## BEGIN Listed records

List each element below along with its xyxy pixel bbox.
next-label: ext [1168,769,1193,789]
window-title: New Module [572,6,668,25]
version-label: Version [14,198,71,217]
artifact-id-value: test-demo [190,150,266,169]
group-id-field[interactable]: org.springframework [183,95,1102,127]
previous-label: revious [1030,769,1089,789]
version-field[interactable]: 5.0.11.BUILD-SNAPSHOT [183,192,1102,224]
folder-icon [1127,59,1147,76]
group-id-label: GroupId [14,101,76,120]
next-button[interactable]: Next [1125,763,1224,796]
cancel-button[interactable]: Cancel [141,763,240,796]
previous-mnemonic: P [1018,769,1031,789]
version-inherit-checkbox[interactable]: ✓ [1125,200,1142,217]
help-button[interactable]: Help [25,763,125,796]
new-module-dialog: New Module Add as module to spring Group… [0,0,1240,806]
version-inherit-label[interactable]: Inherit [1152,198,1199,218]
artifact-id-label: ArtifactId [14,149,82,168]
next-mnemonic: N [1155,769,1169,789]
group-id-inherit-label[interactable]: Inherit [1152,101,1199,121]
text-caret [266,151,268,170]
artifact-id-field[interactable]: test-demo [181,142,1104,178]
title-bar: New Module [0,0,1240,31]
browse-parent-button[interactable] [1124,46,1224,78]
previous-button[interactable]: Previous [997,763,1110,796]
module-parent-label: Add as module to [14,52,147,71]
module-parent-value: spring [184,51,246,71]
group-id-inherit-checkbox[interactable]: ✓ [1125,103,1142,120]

## END Listed records
## BEGIN Listed records

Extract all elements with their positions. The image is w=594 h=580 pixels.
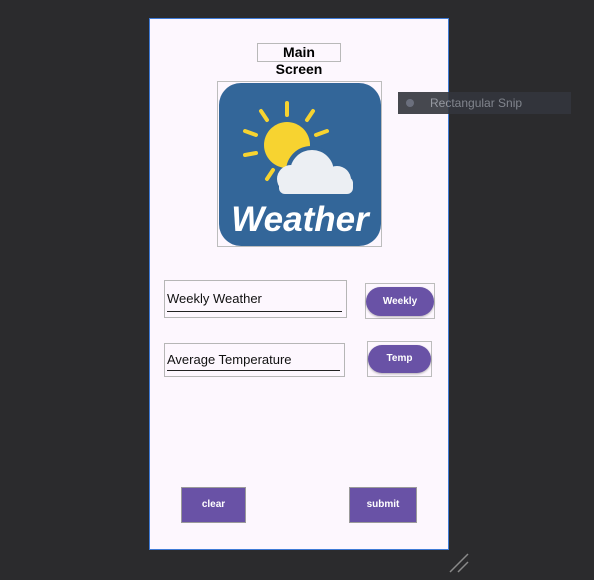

## END Listed records

*Prompt*
Reproduce everything from the line containing "List each element" down to the line containing "group-id-label: GroupId [14,101,76,120]", replacing "New Module" with "Create Module" and leaving the rest unchanged.

*Solution to this task*
List each element below along with its xyxy pixel bbox.
next-label: ext [1168,769,1193,789]
window-title: Create Module [572,6,668,25]
version-label: Version [14,198,71,217]
artifact-id-value: test-demo [190,150,266,169]
group-id-field[interactable]: org.springframework [183,95,1102,127]
previous-label: revious [1030,769,1089,789]
version-field[interactable]: 5.0.11.BUILD-SNAPSHOT [183,192,1102,224]
folder-icon [1127,59,1147,76]
group-id-label: GroupId [14,101,76,120]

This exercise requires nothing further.